===== GIVEN ENTRIES
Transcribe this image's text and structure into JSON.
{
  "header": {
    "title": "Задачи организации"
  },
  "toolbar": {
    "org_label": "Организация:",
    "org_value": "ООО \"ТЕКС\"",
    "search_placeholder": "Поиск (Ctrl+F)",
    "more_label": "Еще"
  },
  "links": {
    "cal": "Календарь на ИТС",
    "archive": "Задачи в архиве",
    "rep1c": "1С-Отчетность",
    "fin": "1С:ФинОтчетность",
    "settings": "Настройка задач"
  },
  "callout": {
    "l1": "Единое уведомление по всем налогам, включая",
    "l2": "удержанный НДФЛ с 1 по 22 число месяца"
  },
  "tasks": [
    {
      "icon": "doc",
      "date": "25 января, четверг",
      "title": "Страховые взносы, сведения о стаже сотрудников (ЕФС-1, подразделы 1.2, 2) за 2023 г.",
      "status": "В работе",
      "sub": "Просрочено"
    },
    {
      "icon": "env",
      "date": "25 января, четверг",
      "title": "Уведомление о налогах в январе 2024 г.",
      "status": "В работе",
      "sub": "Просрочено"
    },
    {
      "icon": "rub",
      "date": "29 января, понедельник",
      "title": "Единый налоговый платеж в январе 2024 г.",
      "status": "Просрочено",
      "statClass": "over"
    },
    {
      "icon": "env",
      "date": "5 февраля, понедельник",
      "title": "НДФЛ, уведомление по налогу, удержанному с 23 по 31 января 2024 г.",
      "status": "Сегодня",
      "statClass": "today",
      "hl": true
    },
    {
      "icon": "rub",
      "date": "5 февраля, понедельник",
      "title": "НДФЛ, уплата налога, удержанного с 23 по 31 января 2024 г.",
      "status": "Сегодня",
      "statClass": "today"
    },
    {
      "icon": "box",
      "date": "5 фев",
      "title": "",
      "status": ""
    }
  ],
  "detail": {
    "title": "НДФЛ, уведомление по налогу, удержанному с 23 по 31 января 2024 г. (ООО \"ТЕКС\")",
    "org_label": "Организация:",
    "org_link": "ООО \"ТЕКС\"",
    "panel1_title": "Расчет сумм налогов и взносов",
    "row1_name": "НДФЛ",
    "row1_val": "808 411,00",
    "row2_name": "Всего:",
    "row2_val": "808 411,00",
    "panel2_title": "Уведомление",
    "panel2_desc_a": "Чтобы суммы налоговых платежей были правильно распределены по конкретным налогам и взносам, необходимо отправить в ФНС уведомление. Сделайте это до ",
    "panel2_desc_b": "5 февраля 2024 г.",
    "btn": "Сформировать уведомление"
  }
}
==========
◆ EXERCISE GOAL ◆
Write out all of the records once more, exactly.

◆ ANSWER TO THIS EXERCISE ◆
Transcribe this image's text and structure into JSON.
{
  "header": {
    "title": "Задачи организации"
  },
  "toolbar": {
    "org_label": "Организация:",
    "org_value": "ООО \"ТЕКС\"",
    "search_placeholder": "Поиск (Ctrl+F)",
    "more_label": "Еще"
  },
  "links": {
    "cal": "Календарь на ИТС",
    "archive": "Задачи в архиве",
    "rep1c": "1С-Отчетность",
    "fin": "1С:ФинОтчетность",
    "settings": "Настройка задач"
  },
  "callout": {
    "l1": "Единое уведомление по всем налогам, включая",
    "l2": "удержанный НДФЛ с 1 по 22 число месяца"
  },
  "tasks": [
    {
      "icon": "doc",
      "date": "25 января, четверг",
      "title": "Страховые взносы, сведения о стаже сотрудников (ЕФС-1, подразделы 1.2, 2) за 2023 г.",
      "status": "В работе",
      "sub": "Просрочено"
    },
    {
      "icon": "env",
      "date": "25 января, четверг",
      "title": "Уведомление о налогах в январе 2024 г.",
      "status": "В работе",
      "sub": "Просрочено"
    },
    {
      "icon": "rub",
      "date": "29 января, понедельник",
      "title": "Единый налоговый платеж в январе 2024 г.",
      "status": "Просрочено",
      "statClass": "over"
    },
    {
      "icon": "env",
      "date": "5 февраля, понедельник",
      "title": "НДФЛ, уведомление по налогу, удержанному с 23 по 31 января 2024 г.",
      "status": "Сегодня",
      "statClass": "today",
      "hl": true
    },
    {
      "icon": "rub",
      "date": "5 февраля, понедельник",
      "title": "НДФЛ, уплата налога, удержанного с 23 по 31 января 2024 г.",
      "status": "Сегодня",
      "statClass": "today"
    },
    {
      "icon": "box",
      "date": "5 фев",
      "title": "",
      "status": ""
    }
  ],
  "detail": {
    "title": "НДФЛ, уведомление по налогу, удержанному с 23 по 31 января 2024 г. (ООО \"ТЕКС\")",
    "org_label": "Организация:",
    "org_link": "ООО \"ТЕКС\"",
    "panel1_title": "Расчет сумм налогов и взносов",
    "row1_name": "НДФЛ",
    "row1_val": "808 411,00",
    "row2_name": "Всего:",
    "row2_val": "808 411,00",
    "panel2_title": "Уведомление",
    "panel2_desc_a": "Чтобы суммы налоговых платежей были правильно распределены по конкретным налогам и взносам, необходимо отправить в ФНС уведомление. Сделайте это до ",
    "panel2_desc_b": "5 февраля 2024 г.",
    "btn": "Сформировать уведомление"
  }
}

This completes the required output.